Data items:

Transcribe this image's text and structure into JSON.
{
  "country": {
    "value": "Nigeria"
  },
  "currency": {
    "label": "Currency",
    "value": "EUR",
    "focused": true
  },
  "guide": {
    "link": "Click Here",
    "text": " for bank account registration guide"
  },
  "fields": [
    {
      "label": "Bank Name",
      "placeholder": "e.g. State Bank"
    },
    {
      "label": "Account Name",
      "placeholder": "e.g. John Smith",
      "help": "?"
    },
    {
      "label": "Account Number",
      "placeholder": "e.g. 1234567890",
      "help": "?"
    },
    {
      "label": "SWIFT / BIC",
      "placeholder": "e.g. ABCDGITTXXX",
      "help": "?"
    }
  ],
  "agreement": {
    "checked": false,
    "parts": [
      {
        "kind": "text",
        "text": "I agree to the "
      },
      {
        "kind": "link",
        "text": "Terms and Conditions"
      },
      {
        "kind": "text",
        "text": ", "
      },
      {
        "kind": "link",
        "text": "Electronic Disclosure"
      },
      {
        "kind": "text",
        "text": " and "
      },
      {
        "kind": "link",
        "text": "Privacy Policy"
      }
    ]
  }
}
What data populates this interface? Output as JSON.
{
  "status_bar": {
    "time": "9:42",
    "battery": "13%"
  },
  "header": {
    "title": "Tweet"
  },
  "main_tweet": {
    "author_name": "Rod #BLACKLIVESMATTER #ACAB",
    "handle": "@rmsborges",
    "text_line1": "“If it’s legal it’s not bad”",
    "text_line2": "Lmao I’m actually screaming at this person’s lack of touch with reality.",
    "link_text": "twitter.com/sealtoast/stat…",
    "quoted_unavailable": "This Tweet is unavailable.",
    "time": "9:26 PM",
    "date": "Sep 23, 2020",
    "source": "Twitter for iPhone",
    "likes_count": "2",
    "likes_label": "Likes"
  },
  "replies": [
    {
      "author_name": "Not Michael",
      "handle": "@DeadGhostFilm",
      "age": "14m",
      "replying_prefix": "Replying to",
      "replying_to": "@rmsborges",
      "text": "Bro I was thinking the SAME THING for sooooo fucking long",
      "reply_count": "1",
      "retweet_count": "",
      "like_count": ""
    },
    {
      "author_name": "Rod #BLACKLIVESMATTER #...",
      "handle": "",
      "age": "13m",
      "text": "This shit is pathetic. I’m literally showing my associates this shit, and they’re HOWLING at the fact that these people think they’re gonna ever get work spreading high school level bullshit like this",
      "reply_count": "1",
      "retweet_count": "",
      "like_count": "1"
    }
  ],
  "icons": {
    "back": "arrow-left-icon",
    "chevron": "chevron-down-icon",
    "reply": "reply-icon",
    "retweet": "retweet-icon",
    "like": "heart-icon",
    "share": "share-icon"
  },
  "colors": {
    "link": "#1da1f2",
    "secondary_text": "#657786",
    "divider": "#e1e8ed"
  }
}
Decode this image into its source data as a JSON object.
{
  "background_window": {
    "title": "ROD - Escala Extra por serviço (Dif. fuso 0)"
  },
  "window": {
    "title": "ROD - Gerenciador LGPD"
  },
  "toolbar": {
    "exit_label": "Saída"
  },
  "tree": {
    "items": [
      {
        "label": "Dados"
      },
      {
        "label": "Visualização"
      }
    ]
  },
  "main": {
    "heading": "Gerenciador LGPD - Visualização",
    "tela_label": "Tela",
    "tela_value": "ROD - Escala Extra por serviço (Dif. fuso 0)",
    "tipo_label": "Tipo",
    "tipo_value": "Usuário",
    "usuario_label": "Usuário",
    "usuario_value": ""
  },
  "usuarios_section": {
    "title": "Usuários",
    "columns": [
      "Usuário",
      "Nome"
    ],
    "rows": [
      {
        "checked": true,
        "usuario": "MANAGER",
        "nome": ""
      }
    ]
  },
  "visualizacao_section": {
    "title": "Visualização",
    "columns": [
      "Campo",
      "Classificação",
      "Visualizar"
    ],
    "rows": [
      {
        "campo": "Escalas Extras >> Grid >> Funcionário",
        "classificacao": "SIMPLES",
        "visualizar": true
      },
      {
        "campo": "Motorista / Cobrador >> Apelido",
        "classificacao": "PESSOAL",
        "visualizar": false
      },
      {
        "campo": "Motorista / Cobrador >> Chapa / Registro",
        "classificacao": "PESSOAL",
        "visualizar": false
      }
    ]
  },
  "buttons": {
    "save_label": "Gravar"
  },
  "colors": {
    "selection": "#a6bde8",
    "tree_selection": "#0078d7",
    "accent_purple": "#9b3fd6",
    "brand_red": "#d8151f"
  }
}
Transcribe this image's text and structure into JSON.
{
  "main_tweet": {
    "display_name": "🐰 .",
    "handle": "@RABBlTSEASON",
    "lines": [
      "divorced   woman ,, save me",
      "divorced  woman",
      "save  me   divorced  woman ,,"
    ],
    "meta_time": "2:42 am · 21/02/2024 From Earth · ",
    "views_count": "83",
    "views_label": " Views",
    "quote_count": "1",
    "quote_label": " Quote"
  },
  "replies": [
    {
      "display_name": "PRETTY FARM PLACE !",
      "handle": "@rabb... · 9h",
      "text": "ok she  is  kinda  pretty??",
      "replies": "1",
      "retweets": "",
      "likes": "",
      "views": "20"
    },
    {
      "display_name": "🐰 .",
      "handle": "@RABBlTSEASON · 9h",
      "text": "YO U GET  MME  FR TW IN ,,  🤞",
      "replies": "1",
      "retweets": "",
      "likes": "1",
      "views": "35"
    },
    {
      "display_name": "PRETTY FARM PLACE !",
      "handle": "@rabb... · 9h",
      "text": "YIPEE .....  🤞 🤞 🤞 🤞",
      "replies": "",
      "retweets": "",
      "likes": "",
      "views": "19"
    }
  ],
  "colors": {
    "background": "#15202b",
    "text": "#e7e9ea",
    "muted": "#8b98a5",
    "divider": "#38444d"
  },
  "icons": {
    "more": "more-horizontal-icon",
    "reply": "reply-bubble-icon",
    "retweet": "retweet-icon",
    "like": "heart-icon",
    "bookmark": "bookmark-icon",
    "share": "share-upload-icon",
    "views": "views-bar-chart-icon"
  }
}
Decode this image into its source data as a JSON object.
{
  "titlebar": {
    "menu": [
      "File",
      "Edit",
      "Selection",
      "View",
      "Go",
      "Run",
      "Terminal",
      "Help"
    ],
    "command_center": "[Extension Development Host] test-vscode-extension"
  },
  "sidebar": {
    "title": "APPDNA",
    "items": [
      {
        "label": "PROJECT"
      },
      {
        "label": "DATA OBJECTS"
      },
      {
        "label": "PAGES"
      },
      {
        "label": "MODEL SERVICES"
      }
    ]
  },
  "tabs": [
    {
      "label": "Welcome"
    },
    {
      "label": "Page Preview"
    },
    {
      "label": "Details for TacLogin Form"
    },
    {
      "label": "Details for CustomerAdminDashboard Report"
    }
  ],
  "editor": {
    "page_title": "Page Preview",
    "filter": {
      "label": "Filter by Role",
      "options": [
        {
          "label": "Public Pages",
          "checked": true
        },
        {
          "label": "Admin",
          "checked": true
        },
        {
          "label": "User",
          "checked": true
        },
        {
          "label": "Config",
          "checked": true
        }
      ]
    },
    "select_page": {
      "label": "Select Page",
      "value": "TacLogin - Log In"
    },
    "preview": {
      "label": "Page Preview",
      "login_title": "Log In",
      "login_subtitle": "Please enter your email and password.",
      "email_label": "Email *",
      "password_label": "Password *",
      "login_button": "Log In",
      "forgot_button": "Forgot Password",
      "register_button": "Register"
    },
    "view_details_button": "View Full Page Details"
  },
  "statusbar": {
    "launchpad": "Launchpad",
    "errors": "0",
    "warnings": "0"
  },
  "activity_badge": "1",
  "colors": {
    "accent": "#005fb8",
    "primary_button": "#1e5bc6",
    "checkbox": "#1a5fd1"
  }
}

AIM
Show all lines in the entries above where the word "fuso" appears.

FINAL RESULT
    "title": "ROD - Escala Extra por serviço (Dif. fuso 0)"
    "tela_value": "ROD - Escala Extra por serviço (Dif. fuso 0)",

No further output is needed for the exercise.